**Materials provided**
────────────────────

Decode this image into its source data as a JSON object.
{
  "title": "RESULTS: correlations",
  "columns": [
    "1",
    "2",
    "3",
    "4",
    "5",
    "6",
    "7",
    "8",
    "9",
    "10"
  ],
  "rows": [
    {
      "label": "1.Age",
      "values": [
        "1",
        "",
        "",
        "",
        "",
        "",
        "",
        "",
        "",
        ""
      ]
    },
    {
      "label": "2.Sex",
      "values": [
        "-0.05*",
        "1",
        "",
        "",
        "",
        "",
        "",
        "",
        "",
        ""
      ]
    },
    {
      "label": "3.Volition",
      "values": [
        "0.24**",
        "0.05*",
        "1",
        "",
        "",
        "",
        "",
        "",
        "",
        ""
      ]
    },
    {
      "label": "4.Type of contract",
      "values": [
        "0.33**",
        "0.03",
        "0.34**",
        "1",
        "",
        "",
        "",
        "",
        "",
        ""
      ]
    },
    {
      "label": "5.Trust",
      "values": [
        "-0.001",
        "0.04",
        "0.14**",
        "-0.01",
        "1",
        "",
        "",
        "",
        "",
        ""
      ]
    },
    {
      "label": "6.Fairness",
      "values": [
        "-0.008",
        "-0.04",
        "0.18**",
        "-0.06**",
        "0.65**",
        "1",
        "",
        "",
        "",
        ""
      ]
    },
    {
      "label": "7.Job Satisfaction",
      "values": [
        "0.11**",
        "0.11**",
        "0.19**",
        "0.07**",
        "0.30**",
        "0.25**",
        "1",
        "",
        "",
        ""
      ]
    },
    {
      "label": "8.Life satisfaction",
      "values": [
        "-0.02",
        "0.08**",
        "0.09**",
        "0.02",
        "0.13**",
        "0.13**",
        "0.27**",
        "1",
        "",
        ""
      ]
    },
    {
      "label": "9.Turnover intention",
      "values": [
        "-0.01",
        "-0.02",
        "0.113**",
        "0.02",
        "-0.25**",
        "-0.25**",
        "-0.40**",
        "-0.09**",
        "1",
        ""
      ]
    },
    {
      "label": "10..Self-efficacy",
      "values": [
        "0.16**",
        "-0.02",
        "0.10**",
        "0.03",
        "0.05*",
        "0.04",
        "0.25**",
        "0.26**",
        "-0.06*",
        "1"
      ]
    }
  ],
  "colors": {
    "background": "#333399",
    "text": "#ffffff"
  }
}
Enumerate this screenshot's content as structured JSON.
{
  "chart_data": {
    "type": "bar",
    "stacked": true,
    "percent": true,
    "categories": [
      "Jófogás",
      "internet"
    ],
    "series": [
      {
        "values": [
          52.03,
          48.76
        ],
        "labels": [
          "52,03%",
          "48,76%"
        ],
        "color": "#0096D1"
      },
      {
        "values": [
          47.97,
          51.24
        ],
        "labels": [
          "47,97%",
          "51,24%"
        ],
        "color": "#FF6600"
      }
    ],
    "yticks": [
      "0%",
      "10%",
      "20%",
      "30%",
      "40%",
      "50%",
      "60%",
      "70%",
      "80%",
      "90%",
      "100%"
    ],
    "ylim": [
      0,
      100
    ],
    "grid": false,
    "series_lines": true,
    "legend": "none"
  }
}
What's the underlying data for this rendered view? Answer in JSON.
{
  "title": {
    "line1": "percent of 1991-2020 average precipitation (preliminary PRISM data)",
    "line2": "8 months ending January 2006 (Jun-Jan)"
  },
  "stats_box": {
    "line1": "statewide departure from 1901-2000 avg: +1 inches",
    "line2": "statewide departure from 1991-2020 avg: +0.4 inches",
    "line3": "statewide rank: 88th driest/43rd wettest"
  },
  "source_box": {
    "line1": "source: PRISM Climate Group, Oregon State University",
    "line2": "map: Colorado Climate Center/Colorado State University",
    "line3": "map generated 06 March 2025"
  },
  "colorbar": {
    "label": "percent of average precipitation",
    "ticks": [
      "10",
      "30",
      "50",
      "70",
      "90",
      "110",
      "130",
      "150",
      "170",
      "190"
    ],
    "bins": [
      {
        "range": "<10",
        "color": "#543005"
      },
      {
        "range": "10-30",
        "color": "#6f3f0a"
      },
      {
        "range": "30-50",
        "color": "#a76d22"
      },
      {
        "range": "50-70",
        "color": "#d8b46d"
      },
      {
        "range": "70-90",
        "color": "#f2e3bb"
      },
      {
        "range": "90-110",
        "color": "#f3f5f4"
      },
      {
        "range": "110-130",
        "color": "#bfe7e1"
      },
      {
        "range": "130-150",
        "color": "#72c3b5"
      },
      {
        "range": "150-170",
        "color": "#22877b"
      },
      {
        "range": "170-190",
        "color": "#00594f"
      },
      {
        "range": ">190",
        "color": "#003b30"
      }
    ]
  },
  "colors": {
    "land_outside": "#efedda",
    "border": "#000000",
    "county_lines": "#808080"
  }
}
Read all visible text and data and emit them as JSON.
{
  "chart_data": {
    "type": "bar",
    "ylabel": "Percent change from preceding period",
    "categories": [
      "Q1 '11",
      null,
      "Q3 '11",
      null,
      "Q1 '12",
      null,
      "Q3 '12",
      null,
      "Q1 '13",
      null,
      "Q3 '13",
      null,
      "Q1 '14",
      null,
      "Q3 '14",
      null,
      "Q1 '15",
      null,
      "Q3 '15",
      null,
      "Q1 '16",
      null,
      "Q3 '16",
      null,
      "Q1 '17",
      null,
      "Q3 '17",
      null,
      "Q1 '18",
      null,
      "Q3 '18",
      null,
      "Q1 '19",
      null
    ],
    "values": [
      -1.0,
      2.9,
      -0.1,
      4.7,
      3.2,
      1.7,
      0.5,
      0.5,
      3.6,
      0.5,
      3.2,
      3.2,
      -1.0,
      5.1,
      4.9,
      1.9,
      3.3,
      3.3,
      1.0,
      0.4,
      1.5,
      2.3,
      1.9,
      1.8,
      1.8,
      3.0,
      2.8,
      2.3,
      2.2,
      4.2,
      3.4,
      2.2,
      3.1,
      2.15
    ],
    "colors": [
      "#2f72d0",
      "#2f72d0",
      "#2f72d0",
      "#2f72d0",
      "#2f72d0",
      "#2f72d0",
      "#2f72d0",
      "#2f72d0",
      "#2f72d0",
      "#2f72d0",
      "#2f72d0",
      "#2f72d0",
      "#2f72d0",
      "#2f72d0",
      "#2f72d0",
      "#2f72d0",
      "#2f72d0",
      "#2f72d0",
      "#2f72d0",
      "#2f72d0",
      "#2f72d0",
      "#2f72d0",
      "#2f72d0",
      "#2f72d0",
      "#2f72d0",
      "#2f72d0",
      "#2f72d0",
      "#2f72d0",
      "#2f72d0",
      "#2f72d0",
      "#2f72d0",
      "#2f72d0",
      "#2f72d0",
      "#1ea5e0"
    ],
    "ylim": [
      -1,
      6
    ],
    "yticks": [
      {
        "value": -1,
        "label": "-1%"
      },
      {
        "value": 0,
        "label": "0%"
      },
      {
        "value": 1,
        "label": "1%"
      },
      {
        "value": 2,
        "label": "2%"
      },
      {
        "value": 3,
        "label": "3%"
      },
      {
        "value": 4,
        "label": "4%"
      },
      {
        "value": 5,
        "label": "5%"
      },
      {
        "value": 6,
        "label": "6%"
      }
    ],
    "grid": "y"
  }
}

────────────────────

Return all lines of the material above in which the word "JSON" occurs.

Decode this image into its source data as a JSON object.
Enumerate this screenshot's content as structured JSON.
What's the underlying data for this rendered view? Answer in JSON.
Read all visible text and data and emit them as JSON.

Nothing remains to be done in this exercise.